What lines of the data below include the word "Freiburger"? Report them by copying each.

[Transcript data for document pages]

━━━━━━━━━━

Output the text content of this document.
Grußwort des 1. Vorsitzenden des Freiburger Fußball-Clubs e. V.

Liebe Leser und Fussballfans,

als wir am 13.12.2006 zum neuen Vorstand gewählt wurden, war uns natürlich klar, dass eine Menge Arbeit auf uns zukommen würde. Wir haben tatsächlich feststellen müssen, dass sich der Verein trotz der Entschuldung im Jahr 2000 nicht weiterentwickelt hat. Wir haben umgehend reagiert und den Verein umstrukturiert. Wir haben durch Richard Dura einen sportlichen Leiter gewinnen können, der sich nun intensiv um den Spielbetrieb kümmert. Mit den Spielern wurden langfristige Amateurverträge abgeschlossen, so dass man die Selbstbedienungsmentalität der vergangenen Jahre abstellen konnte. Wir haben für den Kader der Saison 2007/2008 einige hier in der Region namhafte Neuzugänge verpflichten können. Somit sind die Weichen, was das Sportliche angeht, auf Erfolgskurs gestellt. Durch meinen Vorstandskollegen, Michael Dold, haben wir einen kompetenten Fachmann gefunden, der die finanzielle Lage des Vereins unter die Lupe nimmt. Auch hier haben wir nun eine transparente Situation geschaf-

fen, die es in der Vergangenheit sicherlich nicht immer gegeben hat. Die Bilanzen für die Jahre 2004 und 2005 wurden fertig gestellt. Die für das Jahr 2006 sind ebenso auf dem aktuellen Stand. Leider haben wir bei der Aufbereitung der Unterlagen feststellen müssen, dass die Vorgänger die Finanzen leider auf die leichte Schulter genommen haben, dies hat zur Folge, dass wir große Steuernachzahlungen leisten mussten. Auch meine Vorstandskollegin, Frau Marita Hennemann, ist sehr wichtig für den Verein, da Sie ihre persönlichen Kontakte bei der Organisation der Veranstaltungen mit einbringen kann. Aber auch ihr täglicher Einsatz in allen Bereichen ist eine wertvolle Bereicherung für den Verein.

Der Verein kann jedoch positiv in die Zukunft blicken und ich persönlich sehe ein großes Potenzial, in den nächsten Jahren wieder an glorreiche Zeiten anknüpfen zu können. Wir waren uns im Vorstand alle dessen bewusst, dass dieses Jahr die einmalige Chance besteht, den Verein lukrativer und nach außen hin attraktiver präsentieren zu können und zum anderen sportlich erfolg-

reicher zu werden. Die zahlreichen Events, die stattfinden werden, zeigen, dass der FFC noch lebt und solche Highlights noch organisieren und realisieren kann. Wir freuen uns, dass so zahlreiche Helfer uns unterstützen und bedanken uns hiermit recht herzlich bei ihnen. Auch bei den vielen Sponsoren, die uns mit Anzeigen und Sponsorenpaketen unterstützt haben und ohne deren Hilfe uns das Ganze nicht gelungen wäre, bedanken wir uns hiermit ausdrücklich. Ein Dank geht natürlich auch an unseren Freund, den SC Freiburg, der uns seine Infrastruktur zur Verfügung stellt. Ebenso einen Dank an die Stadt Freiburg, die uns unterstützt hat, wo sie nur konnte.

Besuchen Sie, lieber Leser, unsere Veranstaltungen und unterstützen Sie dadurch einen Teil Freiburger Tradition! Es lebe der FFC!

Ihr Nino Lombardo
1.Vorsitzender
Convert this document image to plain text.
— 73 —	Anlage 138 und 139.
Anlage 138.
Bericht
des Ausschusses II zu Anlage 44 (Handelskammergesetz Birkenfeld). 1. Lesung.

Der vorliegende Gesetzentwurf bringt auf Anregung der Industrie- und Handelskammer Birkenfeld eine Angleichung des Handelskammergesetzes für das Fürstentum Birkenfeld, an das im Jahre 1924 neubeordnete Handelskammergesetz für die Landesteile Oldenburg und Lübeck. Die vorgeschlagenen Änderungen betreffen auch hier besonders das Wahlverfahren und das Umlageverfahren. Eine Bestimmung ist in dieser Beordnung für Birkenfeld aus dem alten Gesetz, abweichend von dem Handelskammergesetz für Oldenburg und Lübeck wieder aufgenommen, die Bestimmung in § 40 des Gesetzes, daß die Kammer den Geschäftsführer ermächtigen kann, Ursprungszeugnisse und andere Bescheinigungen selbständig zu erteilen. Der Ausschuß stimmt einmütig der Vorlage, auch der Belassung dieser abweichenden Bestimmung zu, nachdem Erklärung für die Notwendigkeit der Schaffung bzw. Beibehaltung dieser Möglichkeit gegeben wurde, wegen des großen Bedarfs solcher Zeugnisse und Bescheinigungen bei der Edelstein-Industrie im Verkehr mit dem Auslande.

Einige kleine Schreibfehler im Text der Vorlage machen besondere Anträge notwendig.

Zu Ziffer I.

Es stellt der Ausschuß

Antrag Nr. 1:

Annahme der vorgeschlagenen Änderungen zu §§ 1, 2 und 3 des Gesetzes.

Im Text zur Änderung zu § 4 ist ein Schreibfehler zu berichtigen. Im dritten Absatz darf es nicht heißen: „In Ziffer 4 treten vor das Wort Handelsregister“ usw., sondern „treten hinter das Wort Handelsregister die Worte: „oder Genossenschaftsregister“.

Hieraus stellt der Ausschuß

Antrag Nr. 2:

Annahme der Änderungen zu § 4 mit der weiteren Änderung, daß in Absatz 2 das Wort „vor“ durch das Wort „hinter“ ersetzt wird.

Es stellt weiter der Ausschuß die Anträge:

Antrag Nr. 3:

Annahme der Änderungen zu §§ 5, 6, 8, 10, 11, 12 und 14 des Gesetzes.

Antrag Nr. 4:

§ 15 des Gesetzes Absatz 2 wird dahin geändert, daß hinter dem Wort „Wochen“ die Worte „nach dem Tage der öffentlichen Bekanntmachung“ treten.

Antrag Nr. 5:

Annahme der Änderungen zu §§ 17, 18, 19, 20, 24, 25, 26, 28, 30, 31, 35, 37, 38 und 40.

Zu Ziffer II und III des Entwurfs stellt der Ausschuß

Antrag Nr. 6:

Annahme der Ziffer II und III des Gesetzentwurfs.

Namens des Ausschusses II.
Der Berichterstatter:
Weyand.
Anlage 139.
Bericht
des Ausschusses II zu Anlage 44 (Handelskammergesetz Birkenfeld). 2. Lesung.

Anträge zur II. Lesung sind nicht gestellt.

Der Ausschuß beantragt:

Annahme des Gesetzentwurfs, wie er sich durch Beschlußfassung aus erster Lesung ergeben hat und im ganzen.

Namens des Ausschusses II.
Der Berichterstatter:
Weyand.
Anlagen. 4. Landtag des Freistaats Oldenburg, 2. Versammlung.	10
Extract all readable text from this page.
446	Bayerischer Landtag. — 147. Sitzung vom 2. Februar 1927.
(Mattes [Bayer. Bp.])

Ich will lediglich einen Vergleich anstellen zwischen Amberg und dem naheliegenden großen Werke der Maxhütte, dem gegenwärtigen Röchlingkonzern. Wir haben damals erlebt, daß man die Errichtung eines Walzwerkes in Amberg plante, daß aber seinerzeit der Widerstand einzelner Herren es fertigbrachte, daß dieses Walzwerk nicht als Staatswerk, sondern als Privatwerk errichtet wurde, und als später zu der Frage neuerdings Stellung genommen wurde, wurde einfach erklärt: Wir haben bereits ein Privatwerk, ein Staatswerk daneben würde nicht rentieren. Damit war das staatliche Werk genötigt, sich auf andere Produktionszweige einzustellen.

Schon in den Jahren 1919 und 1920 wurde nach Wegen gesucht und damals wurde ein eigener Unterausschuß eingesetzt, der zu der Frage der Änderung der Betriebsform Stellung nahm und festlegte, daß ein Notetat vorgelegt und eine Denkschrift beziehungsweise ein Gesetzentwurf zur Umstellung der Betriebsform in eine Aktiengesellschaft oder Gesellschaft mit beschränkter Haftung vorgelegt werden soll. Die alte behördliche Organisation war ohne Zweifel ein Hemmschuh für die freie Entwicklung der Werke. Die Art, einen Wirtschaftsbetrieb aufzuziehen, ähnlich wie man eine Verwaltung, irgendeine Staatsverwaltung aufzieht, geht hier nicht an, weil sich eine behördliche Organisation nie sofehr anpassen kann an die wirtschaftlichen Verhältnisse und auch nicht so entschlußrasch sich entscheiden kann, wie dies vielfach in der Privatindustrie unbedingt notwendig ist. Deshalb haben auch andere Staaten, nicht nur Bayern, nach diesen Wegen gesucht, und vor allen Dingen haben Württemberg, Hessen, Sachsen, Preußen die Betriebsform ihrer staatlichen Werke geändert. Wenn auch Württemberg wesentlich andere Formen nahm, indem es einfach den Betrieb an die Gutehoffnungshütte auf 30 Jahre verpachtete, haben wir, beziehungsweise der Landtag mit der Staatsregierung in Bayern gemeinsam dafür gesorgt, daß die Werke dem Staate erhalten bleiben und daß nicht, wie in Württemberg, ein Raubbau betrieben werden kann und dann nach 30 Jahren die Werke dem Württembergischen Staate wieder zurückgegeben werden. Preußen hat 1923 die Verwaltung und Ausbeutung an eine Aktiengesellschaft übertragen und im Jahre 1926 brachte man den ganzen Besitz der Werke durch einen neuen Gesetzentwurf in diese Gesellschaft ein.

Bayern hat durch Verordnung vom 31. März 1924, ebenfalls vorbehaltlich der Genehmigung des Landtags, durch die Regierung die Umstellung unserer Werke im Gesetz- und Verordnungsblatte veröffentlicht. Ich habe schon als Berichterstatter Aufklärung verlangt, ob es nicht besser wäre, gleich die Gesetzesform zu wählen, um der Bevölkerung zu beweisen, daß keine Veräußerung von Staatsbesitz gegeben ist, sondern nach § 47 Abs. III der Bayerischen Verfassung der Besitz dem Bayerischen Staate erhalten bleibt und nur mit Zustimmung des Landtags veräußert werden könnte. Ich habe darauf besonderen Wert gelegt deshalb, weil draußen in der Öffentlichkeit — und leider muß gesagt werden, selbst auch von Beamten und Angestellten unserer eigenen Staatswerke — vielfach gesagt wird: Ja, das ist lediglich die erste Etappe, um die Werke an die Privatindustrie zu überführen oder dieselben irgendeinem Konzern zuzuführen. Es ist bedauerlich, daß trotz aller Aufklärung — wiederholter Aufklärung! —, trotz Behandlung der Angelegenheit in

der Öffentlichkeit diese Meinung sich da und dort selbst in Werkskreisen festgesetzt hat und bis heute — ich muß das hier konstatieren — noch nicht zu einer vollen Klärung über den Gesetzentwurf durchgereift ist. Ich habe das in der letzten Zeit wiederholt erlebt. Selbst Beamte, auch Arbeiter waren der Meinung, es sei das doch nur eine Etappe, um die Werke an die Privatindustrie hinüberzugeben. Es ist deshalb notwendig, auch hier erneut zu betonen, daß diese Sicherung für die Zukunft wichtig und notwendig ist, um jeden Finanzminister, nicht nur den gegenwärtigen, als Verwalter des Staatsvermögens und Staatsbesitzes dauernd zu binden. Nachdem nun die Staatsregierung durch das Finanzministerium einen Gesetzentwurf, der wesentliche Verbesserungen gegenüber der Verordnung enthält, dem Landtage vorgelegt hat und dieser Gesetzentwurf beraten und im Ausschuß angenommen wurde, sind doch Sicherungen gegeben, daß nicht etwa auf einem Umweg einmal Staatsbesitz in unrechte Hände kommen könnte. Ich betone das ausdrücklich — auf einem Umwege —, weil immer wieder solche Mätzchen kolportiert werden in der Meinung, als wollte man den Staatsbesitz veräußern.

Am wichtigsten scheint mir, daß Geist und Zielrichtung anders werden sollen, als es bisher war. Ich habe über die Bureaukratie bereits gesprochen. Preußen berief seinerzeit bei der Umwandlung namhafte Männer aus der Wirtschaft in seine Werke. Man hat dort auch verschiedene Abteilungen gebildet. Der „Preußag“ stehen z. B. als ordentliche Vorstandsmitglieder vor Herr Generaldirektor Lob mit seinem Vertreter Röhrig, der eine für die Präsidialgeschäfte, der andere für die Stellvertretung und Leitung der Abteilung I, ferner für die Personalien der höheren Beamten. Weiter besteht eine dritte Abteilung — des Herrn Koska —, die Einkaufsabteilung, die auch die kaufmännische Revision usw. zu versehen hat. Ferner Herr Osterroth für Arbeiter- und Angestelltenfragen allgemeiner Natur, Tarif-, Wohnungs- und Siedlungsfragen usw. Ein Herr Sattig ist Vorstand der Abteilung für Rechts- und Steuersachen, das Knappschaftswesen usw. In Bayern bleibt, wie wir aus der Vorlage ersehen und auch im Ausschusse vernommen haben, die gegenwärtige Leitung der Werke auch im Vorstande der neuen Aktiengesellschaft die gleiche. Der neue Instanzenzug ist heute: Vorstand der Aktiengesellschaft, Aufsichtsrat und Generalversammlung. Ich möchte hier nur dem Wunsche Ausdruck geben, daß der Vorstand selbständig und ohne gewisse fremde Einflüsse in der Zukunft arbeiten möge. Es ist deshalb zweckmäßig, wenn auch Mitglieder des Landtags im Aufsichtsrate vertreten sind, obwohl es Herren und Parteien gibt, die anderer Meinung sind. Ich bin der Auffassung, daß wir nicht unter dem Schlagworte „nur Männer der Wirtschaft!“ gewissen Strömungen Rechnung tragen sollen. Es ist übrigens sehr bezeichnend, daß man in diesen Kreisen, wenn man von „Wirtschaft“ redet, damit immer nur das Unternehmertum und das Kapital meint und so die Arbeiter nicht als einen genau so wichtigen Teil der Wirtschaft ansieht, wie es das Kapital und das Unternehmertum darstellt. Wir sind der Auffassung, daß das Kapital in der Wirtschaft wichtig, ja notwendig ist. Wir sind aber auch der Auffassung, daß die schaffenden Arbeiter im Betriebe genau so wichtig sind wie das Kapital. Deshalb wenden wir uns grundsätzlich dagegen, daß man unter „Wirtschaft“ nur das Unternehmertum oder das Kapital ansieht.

━━━━━━━━━━

The answer:
Grußwort des 1. Vorsitzenden des Freiburger Fußball-Clubs e. V.
Besuchen Sie, lieber Leser, unsere Veranstaltungen und unterstützen Sie dadurch einen Teil Freiburger Tradition! Es lebe der FFC!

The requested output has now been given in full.